> Stated goal 1
Translate this sentence from the commentary below on Tony Bruno's tweet into Spanish: "After deleting the tweet that started all this on Friday night, Bruno posted a widely-panned apology on his Facebook page soon after."
> Stated goal 2
Using the commentary below on Tony Bruno's tweet, answer each question briefly:
(a) What word did Bruce Bochy use for Bruno's deleted tweet?
(b) On what night did Bruno delete the tweet?
(c) According to Bruno's new Facebook apology, how long was his Twitter post up?
> Stated goal 3
Go on with the commentary below on Tony Bruno's tweet and apologies, starting after its final paragraph.

> Provided text
☆ ☆ ☆ ☆ ☆

This isn’t new ground. Radio talk show hosts have said politically incorrect things in the past, and they’ll say offensive things in the future. It’s an extremely high-stress job, with pressures including everything from creating an audience to keeping your boss(es) and sponsors happy to creating content that keeps people talking. Anything to stay in the limelight. If you’re in the radio game, the most crushing blow isn’t being told you’re pissing too many people off, it’s that nobody cares.
In these days of multiple competing — yet interconnected — electronic mediums that update in real time without scripts or filters, media stars need to attempt/pretend to be masters at every method of attention-getting in existence, regardless if in reality they only possess strengths in one specific field. Anything to stay in the limelight. That’s why you see radio hosts like Tony Bruno trying to come up with hilarious, conversation-sparking tweets … and failing miserably.
When I listened to Bruce Bochy in the dugout before Sunday’s game, the part where he called Bruno’s deleted tweet “racist” registered with me — but so did the part of the interview when Bochy purported not to know who Bruno was. Ouch. It’s all in the video I filmed this morning in the Giants dugout:
After deleting the tweet that started all this on Friday night, Bruno posted a widely-panned apology on his Facebook page soon after. Most of the complaints about that apology focused on its last line, which read, “All of you people resorting to name calling are more classless and vile.” Somehow Bruno, who’s been communicating effectively enough to hold several radio jobs over a period of several decades, didn’t realize that people don’t like Facebook posts where a guy calls people names (classless, vile) because they called him names (racist), all because he called someone from another race a name (illegal alien).
Back to the drawing board.
Now we have a brand new Facebook apology from Tony Bruno. Presented in its entirety, with my thoughts after each paragraph…
Saddened to see the vulture mentality and bad knowledge by the many who have joined the sheep on facebook,twitter and blogs who did not hear my radio show yet jump to conclusions about me without knowing a single thing about me or my 40 year career. My stupid and insensitive twitter post was up less than 1 minute before I realized it was caustic, it was removed immediately and I typed a quick apology on twitter and here. Since I was doing my live radio show, I apologized more emphatically on the air, and the podcast is available on my website(tonybrunoshow.com, hour 3) for those who choose to actually get some facts to go along with the hearsay or bloggers who spread falsehoods about my apology not being “sincere”.
Nice use of “bad knowledge,” Tony. Also, nice job mining for traffic on your podcast. Too bad you aren’t in trouble for something that occurred on your radio show, it’s for something “stupid and insensitive” you posted on Twitter. And it wasn’t that your apology wasn’t sincere, it’s that it wasn’t even an apology. Apologizing doesn’t mean you back up the points you wouldn’t take back — they’re where you apologize for the bad/dumb/offensive thing you said and allow the people who are listening to the apology make their own decision on whether or not to accept the apology. And if they don’t think the apology is sincere, it probably isn’t.
Many have whipped themselves into a frenzy of hate with vile, profane and even threats of violence in their “copy and paste” world of instant justice. I will spare you the embarassment of reposting these truly ugly messages. Others who feel my apologies and body of work aren’t good enough for their “selective morality” have called for my dismissal.
Readers: if anyone is actually using the phrase “selective morality” as their rationale for calling for Bruno to lose his job (or their rationale for anything, really), can you send me that information or link to it in the comments section? Quotation marks are generally used to indicate something that is being said by another party. Who calls their own way of thinking “selective morality”? And who calls someone’s way of thinking “selective morality” unless their No. 1 goal is to discredit that way of thinking?

☆ ☆ ☆ ☆ ☆

> Provided information

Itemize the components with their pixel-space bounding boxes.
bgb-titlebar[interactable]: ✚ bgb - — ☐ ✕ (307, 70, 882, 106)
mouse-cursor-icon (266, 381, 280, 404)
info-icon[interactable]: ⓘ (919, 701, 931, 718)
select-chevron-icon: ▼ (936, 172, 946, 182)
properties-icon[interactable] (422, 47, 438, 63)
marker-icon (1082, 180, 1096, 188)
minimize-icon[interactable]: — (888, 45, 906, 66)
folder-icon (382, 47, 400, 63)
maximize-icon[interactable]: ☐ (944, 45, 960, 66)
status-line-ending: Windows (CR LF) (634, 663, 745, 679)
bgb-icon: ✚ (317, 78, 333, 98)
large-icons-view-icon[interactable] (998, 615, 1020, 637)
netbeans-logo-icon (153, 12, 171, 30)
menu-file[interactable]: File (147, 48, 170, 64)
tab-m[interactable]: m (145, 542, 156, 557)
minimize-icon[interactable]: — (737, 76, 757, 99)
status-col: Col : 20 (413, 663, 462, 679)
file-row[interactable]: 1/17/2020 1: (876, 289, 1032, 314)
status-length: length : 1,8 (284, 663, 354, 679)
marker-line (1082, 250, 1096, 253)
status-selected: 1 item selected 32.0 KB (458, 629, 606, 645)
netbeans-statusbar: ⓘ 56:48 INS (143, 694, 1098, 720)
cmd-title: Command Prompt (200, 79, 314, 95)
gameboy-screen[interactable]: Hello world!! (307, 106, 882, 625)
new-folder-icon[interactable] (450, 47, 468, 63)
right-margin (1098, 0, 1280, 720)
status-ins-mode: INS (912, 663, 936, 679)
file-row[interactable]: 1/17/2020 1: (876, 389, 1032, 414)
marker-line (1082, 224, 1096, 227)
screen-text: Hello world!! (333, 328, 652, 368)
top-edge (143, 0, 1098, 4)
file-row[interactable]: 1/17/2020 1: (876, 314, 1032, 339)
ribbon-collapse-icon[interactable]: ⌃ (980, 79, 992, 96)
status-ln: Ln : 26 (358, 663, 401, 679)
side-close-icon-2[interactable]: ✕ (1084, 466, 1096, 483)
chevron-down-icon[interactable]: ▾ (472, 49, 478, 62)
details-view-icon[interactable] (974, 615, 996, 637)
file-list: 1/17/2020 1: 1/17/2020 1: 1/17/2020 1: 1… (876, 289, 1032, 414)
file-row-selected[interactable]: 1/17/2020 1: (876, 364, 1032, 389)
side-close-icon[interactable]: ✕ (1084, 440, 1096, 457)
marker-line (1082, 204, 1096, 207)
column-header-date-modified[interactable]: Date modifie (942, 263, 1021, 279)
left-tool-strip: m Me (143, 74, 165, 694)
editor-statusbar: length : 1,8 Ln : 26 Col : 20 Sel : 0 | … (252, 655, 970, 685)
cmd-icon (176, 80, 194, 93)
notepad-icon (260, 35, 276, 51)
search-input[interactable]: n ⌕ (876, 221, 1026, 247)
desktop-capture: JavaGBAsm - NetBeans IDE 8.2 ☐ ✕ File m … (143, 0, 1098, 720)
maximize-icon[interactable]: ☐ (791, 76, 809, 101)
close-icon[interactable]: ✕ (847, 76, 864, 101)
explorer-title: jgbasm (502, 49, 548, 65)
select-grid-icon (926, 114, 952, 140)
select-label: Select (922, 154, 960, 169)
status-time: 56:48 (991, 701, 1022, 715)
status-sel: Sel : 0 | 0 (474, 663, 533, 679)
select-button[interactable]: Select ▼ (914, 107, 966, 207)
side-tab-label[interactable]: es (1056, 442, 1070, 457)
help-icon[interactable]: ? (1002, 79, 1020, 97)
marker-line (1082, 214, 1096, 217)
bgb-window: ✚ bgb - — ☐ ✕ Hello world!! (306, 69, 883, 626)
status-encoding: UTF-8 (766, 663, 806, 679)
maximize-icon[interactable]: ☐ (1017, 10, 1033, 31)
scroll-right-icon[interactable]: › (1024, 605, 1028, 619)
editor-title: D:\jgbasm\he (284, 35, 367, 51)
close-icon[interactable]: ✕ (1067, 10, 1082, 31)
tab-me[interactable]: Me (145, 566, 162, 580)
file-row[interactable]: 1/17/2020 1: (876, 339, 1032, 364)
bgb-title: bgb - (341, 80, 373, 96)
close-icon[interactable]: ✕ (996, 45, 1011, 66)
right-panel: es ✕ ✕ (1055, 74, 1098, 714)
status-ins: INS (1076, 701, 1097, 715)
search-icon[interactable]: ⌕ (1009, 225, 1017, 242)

☆ ☆ ☆ ☆ ☆

> Exercise answer 1
Después de borrar el tuit que originó todo esto el viernes por la noche, Bruno publicó poco después en su página de Facebook una disculpa ampliamente criticada.

> Exercise answer 2
(a) "Racist."
(b) Friday night.
(c) Less than one minute.

> Exercise answer 3
But Tony’s right about one thing: what’s worse than this “copy and paste” world we live in? All this “instant justice,” and trusting what we see with our eyeballs — it’s really sickening. What the hell happened to the good old days, when HEARSAY decided things in AMERICA???
(However, the image of Bruno using his hands to make air quotes while he writes this apology with voice recognition software is an amusing one. So this maybe this apology isn’t a total loss.)
I know who and what I am and deal with many who post racist and insensitive comments all the time and hide behind a lie of being hacked or simply not caring what people say. I don’t hide behind anything I have ever said or done.
You know, except for when I try to delete what I said one minute after I realized it was “caustic” and apology-worthy.
What I posted was reaction to something that goes beyond Giants-Phillies rivalry baseball. My position on “unwritten rules” of baseball has been consistent. Managers who order a pitcher to throw at someone to “send a message” for whatever the infraction, is an act of cowardice. Anyone who defends it as “part of the game for over 100 years” is, in essence, suggesting that our society should stay in the dark ages. Listen to my show last Monday night when I scolded Jered Weaver of the Angels for throwing at the head of Detroit’s Alex Avila on Sunday and you will see my consistent disdain for the “unwritten rules”. Should we start teaching little leaguers to throw at the big kid on the other team when he hits a couple of home runs because your son couldn’t get him out? Would the logic be: teaching the kids how the big leaguers do it? None of this defends what was posted in a moment of anger on Friday night and I immediately realized the stupidity by removing it, acknowledging it and have felt horrible about it ever since. The fact that 2 or 3 people who want to destroy my life are fanning the flames of true hate by spreading this all over the world wide web just disappoints me as someone who prides himself on being a man who embraces all races, religions and opinions. Most of my rational thinking audience and followers can attest to that fact. Hope this provides a better understanding to many who remain confused, mis-iniformed or just like to hear the whole story.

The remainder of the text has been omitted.